Search the material for "Theory" and show all lines that contain it.

■ DATA ROWS
-- BEGIN --

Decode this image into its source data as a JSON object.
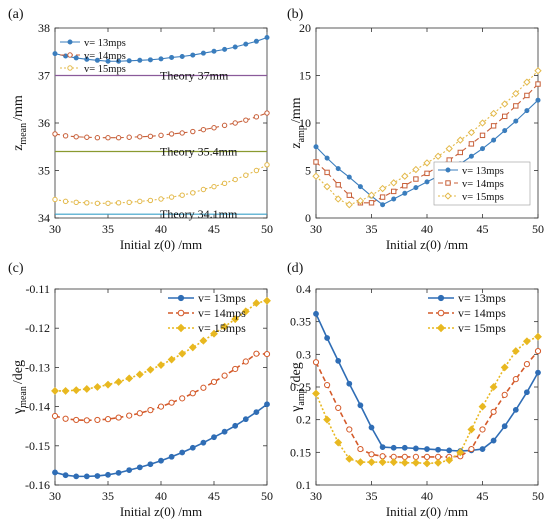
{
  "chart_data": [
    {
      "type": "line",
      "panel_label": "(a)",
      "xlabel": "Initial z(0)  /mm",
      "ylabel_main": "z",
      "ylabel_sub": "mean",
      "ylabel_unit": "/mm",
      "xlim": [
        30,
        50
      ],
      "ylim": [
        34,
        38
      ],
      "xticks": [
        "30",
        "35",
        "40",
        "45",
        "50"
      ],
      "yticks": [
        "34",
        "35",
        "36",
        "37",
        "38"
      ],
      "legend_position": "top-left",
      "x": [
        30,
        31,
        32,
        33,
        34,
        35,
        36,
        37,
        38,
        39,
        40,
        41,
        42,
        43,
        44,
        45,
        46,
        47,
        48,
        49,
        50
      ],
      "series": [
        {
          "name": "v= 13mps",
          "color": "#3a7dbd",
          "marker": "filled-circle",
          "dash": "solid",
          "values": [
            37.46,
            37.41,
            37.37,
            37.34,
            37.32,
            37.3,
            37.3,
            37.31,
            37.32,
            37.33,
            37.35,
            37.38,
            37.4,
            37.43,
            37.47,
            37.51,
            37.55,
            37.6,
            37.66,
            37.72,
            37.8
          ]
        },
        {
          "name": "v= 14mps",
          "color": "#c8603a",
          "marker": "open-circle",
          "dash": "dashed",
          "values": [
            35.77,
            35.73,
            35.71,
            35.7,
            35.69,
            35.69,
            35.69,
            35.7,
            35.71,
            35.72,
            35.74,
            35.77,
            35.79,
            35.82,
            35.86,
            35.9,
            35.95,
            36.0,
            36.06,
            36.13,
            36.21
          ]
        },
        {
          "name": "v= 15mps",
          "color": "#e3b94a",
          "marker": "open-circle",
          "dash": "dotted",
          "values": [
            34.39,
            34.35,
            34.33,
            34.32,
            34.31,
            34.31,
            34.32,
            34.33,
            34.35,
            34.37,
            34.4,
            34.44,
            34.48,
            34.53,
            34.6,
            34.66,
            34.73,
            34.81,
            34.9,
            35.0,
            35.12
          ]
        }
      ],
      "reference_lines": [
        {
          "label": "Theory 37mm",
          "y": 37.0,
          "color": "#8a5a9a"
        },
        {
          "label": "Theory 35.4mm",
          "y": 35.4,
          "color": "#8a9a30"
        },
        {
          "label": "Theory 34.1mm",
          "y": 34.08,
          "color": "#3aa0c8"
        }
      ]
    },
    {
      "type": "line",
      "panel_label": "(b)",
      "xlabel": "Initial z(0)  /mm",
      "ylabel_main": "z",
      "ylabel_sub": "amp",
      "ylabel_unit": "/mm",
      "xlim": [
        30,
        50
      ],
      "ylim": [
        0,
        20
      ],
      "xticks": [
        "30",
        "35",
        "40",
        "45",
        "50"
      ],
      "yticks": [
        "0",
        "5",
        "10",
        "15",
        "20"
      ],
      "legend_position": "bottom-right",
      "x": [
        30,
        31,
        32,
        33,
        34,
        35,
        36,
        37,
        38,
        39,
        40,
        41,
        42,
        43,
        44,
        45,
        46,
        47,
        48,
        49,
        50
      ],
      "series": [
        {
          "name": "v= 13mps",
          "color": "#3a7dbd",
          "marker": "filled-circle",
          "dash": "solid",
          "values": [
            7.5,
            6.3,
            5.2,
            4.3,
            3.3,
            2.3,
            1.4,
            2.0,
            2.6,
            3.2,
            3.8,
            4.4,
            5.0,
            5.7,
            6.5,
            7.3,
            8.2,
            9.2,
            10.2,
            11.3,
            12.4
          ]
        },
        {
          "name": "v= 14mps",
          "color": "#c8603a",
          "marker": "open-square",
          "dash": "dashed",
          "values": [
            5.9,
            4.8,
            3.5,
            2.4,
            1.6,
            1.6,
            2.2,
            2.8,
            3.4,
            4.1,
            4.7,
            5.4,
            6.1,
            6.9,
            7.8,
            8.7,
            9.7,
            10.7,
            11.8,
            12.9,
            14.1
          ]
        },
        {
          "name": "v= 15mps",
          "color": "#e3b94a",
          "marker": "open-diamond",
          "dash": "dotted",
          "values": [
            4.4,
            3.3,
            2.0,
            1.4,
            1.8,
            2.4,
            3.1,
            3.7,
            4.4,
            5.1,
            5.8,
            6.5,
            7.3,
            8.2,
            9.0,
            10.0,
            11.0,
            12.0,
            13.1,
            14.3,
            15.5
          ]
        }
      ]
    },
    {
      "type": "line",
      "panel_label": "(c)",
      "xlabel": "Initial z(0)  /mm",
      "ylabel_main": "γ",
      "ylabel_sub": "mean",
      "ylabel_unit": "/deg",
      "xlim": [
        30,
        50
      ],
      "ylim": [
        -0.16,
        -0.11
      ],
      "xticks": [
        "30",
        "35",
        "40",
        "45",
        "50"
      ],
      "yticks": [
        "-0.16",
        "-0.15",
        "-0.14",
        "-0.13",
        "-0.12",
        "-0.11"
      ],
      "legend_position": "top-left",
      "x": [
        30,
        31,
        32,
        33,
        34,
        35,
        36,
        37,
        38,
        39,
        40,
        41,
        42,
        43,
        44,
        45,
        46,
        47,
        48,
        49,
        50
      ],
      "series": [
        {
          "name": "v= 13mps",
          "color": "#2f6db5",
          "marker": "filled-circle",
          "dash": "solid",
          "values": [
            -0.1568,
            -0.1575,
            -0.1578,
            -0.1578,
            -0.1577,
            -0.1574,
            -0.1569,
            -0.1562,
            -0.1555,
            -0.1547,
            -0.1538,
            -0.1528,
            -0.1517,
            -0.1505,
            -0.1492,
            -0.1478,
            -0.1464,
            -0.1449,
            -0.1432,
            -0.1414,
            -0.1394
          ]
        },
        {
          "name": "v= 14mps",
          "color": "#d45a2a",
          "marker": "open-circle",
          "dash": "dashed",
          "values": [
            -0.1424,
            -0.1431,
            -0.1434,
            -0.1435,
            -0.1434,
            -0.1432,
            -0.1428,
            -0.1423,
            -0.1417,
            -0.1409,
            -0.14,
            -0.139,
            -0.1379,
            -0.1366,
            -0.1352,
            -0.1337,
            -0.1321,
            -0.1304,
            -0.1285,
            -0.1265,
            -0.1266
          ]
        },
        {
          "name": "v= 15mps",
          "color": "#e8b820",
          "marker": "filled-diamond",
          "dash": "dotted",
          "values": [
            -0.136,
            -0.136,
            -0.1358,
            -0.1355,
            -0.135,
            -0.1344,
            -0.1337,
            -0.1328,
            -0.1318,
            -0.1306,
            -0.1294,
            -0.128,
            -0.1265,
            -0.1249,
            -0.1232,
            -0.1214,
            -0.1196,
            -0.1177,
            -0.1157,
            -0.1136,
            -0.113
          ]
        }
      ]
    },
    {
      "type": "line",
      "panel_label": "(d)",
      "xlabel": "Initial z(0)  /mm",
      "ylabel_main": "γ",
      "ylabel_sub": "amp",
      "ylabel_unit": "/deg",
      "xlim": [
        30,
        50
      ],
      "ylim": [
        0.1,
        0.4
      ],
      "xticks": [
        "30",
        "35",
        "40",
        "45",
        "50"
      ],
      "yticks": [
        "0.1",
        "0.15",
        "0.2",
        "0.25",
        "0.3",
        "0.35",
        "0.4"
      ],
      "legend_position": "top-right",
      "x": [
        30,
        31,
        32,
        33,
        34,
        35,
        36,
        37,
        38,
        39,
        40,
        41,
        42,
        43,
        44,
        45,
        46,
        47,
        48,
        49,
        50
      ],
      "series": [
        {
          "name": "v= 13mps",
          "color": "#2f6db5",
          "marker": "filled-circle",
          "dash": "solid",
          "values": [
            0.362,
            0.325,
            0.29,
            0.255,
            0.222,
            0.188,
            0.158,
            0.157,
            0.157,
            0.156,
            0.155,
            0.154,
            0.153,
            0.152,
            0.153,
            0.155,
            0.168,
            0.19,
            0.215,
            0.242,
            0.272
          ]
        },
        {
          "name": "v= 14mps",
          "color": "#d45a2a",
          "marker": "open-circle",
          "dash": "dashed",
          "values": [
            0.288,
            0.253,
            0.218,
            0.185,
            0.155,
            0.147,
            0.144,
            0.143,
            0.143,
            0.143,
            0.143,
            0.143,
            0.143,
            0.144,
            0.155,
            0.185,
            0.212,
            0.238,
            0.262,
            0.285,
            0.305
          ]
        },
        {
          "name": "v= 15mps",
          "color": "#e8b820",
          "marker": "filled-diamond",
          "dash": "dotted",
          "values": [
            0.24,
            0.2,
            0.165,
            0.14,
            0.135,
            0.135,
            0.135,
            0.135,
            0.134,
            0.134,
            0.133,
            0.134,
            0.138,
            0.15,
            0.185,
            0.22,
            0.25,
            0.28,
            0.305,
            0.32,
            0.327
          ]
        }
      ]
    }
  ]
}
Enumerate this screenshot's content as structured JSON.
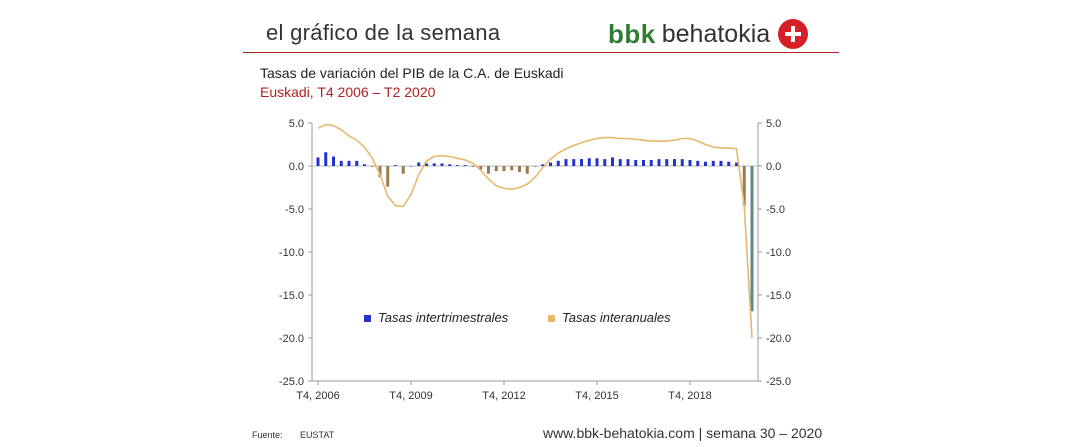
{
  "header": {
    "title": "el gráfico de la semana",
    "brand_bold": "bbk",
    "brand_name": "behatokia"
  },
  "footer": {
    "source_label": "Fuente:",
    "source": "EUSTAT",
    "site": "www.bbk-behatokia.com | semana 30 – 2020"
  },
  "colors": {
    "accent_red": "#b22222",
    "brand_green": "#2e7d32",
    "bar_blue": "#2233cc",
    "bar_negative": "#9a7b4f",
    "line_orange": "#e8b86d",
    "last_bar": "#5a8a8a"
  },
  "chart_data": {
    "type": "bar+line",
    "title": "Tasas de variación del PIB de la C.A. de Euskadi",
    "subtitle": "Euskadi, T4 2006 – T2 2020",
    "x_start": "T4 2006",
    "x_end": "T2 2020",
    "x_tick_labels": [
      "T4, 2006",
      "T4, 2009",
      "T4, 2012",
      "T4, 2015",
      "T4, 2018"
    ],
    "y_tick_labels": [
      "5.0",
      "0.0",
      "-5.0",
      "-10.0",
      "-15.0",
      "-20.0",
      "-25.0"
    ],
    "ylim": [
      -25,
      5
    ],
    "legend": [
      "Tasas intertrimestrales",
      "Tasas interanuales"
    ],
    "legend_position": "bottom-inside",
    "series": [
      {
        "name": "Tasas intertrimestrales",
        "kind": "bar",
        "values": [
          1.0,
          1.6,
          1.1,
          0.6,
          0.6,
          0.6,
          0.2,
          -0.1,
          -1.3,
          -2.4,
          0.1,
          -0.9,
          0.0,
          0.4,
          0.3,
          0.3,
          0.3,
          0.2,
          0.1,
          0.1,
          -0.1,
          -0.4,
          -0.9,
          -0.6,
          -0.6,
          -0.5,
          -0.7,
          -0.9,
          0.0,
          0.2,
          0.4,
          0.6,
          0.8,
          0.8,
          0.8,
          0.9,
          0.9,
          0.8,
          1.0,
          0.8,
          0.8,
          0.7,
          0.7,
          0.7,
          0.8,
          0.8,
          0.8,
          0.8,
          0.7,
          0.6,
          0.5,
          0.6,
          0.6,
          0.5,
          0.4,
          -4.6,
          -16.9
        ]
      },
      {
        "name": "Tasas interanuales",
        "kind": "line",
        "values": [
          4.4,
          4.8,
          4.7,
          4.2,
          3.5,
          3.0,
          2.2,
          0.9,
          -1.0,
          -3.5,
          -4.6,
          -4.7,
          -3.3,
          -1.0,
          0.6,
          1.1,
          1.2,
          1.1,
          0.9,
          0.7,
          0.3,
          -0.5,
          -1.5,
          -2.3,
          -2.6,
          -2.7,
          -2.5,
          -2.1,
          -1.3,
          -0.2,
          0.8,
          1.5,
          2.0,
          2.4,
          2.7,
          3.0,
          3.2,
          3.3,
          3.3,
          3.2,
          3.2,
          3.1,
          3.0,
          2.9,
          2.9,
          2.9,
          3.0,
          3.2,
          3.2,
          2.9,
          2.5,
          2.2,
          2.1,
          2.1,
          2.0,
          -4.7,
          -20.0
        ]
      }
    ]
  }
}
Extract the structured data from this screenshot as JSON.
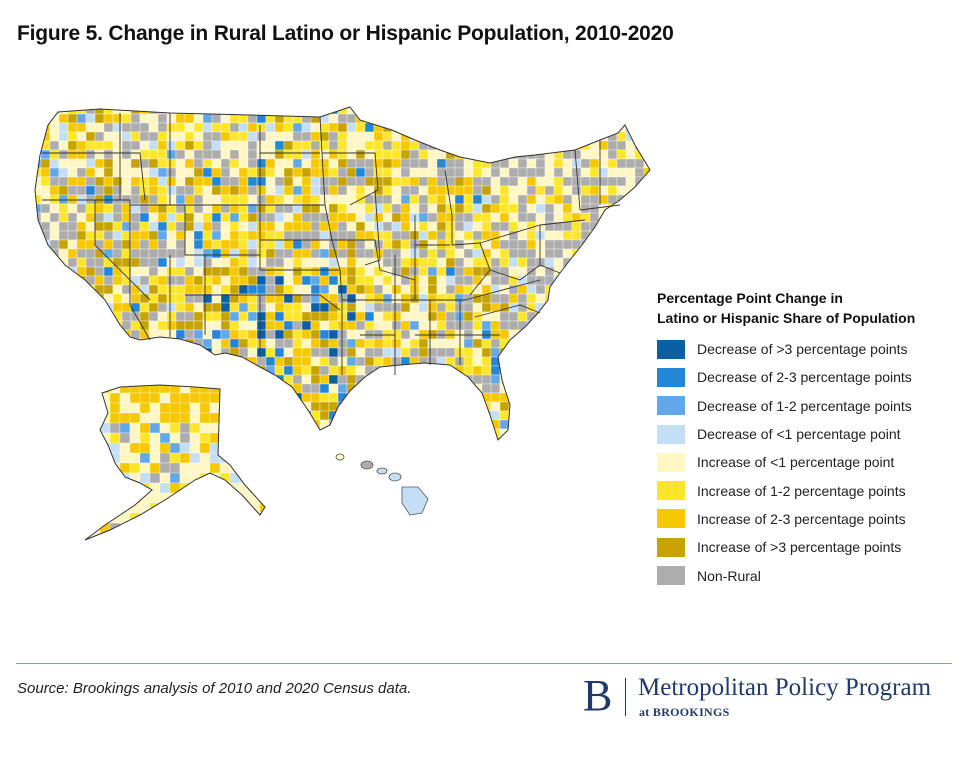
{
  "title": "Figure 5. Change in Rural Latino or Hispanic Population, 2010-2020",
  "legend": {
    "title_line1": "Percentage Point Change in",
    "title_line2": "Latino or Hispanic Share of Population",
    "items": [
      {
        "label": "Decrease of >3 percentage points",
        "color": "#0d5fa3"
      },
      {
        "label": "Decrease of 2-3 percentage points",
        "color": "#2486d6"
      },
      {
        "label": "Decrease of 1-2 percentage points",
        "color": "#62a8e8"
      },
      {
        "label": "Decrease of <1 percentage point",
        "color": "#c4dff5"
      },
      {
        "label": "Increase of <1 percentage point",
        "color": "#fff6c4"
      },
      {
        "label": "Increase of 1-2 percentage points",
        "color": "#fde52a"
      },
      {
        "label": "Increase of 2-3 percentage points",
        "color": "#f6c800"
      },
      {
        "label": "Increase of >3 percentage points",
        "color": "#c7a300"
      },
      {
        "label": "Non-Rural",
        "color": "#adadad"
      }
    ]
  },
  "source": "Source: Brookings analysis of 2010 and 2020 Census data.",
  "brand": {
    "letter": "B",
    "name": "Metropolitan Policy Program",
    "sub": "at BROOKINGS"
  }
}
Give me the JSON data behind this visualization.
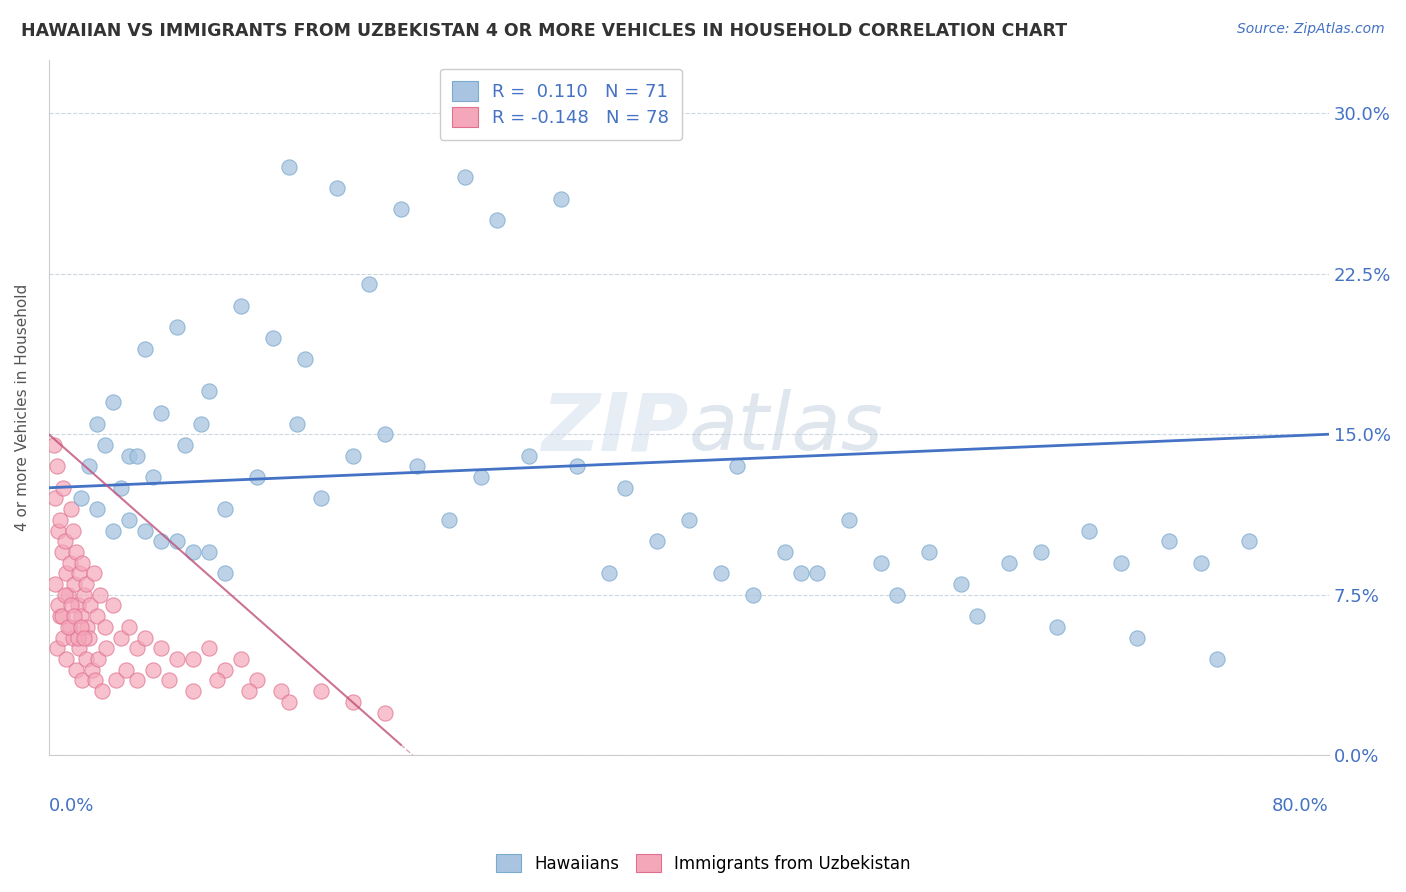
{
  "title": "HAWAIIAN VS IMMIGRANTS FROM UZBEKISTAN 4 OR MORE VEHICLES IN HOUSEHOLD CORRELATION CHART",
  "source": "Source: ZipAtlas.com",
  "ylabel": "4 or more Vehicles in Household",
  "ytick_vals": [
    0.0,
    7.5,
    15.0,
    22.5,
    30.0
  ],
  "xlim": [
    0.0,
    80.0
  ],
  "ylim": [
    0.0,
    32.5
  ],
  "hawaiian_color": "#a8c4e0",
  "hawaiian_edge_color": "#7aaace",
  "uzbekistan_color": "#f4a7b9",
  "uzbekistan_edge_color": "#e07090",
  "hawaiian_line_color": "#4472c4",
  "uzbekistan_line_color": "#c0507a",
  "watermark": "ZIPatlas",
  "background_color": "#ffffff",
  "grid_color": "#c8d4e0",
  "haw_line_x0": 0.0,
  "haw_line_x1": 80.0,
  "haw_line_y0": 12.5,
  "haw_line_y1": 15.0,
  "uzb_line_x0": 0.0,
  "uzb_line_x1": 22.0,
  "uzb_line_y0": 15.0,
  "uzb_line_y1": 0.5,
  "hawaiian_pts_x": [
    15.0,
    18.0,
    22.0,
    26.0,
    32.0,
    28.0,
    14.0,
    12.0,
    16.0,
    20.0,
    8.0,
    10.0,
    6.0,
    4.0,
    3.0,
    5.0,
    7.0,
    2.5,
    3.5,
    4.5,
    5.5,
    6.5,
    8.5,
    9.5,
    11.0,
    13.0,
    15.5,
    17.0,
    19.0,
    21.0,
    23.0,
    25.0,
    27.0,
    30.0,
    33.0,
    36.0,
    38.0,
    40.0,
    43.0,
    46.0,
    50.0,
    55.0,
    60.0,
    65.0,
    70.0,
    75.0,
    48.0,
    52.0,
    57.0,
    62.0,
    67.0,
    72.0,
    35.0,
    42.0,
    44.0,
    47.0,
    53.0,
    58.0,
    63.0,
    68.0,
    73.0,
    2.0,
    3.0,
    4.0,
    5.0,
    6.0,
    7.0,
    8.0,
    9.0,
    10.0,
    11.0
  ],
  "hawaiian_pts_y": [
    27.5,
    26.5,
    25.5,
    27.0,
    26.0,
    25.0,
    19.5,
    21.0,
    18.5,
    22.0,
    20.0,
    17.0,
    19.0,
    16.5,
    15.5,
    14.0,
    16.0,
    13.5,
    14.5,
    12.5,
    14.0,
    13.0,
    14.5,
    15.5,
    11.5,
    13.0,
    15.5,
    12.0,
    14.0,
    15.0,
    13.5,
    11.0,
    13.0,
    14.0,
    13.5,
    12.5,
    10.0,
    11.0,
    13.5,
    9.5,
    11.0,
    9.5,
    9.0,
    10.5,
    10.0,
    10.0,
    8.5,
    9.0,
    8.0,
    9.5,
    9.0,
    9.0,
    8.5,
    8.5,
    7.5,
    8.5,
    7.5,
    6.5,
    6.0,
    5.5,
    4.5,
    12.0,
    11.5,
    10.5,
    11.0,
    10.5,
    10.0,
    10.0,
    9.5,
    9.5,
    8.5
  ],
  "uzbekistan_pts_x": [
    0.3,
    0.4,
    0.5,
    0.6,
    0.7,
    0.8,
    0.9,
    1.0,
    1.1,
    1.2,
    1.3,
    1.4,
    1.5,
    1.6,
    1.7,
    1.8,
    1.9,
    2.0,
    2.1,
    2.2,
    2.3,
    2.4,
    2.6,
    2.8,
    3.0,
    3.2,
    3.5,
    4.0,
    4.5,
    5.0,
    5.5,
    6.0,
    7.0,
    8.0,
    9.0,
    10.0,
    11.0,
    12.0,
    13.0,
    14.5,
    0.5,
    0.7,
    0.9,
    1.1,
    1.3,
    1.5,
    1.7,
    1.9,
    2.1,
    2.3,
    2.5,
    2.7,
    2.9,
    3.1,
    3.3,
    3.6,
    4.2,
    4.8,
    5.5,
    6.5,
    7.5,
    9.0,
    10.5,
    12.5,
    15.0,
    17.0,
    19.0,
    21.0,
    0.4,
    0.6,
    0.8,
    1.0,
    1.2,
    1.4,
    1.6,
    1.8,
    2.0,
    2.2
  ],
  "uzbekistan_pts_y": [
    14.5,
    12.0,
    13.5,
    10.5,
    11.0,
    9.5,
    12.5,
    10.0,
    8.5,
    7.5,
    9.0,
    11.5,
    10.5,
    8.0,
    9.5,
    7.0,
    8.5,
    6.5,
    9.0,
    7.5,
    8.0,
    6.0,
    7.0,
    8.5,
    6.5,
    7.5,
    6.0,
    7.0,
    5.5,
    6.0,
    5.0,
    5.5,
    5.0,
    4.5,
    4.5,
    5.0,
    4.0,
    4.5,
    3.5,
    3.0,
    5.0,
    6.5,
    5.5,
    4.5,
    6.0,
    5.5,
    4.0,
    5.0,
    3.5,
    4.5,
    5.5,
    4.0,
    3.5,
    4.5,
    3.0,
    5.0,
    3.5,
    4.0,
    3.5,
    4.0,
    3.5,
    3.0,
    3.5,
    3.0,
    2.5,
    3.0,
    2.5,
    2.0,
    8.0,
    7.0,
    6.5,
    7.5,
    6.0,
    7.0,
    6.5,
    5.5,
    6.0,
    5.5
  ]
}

-- END --

■ EXERCISE RESPONSE
          "label": "Theory 37mm",
          "label": "Theory 35.4mm",
          "label": "Theory 34.1mm",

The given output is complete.